* **STATED TASK**:
Output each entry verbatim and exclude every picture from it.

** start INPUT MATERIAL **

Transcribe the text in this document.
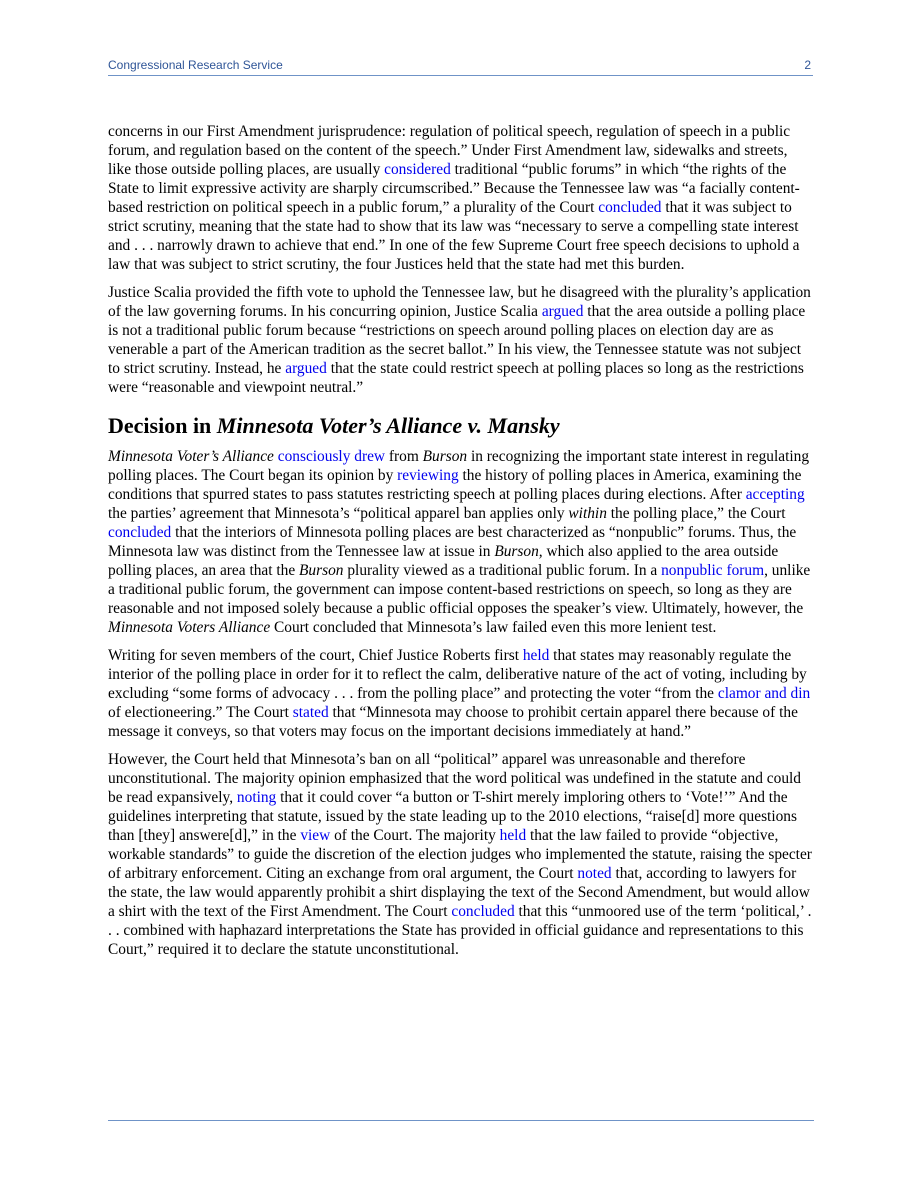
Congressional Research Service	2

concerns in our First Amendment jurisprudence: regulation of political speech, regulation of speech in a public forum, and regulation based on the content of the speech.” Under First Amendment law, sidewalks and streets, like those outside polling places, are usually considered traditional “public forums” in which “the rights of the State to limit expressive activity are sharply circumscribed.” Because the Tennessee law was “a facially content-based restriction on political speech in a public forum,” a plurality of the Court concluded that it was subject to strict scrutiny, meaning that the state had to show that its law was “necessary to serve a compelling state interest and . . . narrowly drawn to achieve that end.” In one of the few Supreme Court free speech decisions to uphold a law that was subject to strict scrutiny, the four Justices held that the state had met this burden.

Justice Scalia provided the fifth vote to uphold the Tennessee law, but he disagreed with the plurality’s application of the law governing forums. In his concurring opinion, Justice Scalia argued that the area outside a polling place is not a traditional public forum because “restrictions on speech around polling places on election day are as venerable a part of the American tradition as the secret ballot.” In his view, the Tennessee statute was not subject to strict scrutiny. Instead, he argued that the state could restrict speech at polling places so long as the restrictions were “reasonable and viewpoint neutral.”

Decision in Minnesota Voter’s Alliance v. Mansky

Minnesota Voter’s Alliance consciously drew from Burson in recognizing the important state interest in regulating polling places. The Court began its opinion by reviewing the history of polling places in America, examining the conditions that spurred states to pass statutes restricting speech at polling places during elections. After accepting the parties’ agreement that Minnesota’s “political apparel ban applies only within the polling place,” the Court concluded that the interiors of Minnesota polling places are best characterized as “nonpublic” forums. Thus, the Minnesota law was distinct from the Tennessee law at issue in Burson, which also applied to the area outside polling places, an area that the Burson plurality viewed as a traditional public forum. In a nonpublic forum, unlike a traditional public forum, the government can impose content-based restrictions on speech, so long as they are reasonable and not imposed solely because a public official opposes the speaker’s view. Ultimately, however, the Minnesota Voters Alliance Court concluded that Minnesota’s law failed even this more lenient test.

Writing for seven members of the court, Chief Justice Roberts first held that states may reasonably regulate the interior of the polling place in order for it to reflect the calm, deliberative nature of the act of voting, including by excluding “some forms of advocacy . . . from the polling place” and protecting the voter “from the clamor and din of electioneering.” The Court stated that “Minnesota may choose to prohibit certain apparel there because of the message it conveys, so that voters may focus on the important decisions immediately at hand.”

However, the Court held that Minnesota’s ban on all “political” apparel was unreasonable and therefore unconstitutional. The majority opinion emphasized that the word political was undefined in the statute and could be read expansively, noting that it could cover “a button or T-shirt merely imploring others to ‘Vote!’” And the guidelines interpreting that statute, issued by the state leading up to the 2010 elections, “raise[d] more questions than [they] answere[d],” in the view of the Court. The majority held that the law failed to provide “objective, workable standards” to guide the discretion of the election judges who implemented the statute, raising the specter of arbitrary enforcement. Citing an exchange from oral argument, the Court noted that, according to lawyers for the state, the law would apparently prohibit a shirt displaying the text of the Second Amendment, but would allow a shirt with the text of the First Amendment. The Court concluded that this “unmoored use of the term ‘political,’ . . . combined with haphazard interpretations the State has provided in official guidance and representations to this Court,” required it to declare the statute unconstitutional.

** end INPUT MATERIAL **

* **TASK ANSWER**:
Transcribe the text in this document.
Congressional Research Service	2

concerns in our First Amendment jurisprudence: regulation of political speech, regulation of speech in a public forum, and regulation based on the content of the speech.” Under First Amendment law, sidewalks and streets, like those outside polling places, are usually considered traditional “public forums” in which “the rights of the State to limit expressive activity are sharply circumscribed.” Because the Tennessee law was “a facially content-based restriction on political speech in a public forum,” a plurality of the Court concluded that it was subject to strict scrutiny, meaning that the state had to show that its law was “necessary to serve a compelling state interest and . . . narrowly drawn to achieve that end.” In one of the few Supreme Court free speech decisions to uphold a law that was subject to strict scrutiny, the four Justices held that the state had met this burden.

Justice Scalia provided the fifth vote to uphold the Tennessee law, but he disagreed with the plurality’s application of the law governing forums. In his concurring opinion, Justice Scalia argued that the area outside a polling place is not a traditional public forum because “restrictions on speech around polling places on election day are as venerable a part of the American tradition as the secret ballot.” In his view, the Tennessee statute was not subject to strict scrutiny. Instead, he argued that the state could restrict speech at polling places so long as the restrictions were “reasonable and viewpoint neutral.”

Decision in Minnesota Voter’s Alliance v. Mansky

Minnesota Voter’s Alliance consciously drew from Burson in recognizing the important state interest in regulating polling places. The Court began its opinion by reviewing the history of polling places in America, examining the conditions that spurred states to pass statutes restricting speech at polling places during elections. After accepting the parties’ agreement that Minnesota’s “political apparel ban applies only within the polling place,” the Court concluded that the interiors of Minnesota polling places are best characterized as “nonpublic” forums. Thus, the Minnesota law was distinct from the Tennessee law at issue in Burson, which also applied to the area outside polling places, an area that the Burson plurality viewed as a traditional public forum. In a nonpublic forum, unlike a traditional public forum, the government can impose content-based restrictions on speech, so long as they are reasonable and not imposed solely because a public official opposes the speaker’s view. Ultimately, however, the Minnesota Voters Alliance Court concluded that Minnesota’s law failed even this more lenient test.

Writing for seven members of the court, Chief Justice Roberts first held that states may reasonably regulate the interior of the polling place in order for it to reflect the calm, deliberative nature of the act of voting, including by excluding “some forms of advocacy . . . from the polling place” and protecting the voter “from the clamor and din of electioneering.” The Court stated that “Minnesota may choose to prohibit certain apparel there because of the message it conveys, so that voters may focus on the important decisions immediately at hand.”

However, the Court held that Minnesota’s ban on all “political” apparel was unreasonable and therefore unconstitutional. The majority opinion emphasized that the word political was undefined in the statute and could be read expansively, noting that it could cover “a button or T-shirt merely imploring others to ‘Vote!’” And the guidelines interpreting that statute, issued by the state leading up to the 2010 elections, “raise[d] more questions than [they] answere[d],” in the view of the Court. The majority held that the law failed to provide “objective, workable standards” to guide the discretion of the election judges who implemented the statute, raising the specter of arbitrary enforcement. Citing an exchange from oral argument, the Court noted that, according to lawyers for the state, the law would apparently prohibit a shirt displaying the text of the Second Amendment, but would allow a shirt with the text of the First Amendment. The Court concluded that this “unmoored use of the term ‘political,’ . . . combined with haphazard interpretations the State has provided in official guidance and representations to this Court,” required it to declare the statute unconstitutional.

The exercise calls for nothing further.